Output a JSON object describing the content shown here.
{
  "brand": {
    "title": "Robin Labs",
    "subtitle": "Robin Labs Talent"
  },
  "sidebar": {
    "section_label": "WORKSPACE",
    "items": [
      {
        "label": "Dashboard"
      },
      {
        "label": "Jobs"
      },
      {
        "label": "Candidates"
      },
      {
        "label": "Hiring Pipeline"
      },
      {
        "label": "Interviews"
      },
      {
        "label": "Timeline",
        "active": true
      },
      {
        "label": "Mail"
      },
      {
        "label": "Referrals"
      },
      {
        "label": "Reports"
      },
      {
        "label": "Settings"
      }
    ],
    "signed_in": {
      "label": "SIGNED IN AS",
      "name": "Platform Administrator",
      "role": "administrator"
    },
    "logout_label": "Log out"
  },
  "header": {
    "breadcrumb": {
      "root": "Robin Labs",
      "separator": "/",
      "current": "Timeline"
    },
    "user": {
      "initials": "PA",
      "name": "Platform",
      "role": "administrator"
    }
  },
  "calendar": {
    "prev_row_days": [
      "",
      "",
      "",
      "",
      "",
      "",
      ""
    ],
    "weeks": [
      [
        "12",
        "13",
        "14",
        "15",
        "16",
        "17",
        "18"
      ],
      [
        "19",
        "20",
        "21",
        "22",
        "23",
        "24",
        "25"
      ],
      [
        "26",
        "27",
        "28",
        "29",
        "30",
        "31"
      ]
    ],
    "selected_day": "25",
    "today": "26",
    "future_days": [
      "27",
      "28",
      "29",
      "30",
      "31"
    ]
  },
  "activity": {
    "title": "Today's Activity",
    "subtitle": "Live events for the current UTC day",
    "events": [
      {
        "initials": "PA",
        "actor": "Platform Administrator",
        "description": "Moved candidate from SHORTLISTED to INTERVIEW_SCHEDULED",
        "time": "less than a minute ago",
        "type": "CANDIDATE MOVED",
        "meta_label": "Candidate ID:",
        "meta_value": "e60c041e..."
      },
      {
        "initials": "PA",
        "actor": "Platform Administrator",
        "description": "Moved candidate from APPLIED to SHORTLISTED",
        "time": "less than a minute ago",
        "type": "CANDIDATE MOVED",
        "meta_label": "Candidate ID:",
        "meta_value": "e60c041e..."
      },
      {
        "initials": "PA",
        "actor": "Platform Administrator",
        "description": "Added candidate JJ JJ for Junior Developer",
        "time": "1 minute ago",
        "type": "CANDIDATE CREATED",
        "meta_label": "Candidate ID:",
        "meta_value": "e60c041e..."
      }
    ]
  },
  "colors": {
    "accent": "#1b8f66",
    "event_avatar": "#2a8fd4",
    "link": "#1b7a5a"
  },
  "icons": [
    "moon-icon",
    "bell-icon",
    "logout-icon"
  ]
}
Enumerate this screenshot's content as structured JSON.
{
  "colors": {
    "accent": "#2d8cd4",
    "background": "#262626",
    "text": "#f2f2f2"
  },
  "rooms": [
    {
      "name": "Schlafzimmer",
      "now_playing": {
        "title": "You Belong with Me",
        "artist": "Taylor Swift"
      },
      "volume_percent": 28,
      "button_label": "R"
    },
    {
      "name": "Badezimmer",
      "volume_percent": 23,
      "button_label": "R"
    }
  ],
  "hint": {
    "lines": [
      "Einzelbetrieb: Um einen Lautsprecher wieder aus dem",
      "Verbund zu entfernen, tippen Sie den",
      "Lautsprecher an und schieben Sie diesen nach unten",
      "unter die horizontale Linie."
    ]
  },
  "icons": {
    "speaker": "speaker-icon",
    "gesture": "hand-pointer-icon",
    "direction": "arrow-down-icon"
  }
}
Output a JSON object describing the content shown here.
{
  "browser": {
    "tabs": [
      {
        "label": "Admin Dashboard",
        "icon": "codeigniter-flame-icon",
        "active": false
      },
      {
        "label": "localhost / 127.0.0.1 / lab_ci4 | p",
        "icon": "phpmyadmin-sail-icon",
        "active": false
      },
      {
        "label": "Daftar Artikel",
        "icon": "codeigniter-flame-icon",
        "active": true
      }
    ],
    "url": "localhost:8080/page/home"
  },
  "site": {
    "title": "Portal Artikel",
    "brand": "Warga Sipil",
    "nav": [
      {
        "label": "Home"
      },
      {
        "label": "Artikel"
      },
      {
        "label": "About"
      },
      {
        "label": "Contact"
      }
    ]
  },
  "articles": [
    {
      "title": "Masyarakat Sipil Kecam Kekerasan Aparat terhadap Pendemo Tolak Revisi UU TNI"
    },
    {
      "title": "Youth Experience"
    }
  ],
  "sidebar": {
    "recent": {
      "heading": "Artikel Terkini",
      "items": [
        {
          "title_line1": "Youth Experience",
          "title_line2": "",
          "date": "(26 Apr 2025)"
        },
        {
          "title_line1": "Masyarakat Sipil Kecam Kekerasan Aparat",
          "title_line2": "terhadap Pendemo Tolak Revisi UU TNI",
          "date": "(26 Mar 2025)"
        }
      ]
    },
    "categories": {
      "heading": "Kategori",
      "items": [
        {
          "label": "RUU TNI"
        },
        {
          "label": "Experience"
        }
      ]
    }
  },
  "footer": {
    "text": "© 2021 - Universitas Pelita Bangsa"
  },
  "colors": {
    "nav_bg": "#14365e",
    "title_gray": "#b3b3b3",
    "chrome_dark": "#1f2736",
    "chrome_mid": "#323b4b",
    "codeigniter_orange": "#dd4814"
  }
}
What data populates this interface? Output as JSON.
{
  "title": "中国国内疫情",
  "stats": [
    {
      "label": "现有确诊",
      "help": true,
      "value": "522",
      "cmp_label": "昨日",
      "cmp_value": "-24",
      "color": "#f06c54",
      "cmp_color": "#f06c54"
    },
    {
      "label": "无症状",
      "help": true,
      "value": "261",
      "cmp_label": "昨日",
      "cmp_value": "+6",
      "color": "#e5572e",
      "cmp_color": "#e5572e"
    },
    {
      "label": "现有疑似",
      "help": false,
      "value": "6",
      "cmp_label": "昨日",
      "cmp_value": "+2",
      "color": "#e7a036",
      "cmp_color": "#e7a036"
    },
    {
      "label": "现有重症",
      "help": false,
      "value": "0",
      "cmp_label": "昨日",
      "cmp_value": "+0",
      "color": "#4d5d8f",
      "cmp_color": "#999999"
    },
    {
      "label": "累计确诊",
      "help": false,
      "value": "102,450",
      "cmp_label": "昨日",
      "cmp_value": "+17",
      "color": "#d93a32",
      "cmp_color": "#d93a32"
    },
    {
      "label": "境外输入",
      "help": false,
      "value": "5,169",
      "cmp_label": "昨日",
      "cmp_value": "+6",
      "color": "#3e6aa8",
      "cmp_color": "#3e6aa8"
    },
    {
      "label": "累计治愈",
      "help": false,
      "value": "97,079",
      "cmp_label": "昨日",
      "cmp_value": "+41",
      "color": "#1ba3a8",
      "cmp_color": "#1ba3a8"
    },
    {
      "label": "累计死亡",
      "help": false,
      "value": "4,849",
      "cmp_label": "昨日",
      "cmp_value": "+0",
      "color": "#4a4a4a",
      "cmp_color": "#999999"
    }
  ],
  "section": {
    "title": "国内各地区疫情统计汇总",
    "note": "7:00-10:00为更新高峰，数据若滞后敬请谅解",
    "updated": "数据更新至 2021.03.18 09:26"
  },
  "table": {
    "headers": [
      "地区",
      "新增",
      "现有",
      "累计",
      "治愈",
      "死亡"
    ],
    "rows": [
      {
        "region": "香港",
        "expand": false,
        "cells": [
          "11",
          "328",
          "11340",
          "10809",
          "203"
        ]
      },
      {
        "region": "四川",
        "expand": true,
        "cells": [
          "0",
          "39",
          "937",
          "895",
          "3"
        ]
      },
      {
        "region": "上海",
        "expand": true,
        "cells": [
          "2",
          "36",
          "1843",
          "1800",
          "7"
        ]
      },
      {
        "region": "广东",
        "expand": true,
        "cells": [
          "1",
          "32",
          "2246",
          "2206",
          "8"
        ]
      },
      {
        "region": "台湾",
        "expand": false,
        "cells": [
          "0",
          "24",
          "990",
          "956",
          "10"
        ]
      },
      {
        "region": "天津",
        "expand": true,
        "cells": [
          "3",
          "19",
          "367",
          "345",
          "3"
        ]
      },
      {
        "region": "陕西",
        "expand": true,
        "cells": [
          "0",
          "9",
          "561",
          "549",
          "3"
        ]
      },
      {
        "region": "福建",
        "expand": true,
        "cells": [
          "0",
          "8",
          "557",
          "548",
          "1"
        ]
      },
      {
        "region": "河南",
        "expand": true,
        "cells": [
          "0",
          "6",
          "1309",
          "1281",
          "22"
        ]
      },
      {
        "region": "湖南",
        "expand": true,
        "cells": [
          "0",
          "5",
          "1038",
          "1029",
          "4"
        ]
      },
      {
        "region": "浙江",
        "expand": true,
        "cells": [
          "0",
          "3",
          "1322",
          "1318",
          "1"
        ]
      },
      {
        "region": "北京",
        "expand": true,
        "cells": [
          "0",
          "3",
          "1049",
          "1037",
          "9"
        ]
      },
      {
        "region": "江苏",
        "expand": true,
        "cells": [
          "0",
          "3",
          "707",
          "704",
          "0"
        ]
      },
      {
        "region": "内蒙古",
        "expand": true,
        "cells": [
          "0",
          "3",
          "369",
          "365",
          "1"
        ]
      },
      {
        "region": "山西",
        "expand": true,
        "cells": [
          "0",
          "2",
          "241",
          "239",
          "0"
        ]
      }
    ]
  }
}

########

Task requirements
Gather from the records above every line containing the string "Tolak".

Answer for this exercise
      "title": "Masyarakat Sipil Kecam Kekerasan Aparat terhadap Pendemo Tolak Revisi UU TNI"
          "title_line2": "terhadap Pendemo Tolak Revisi UU TNI",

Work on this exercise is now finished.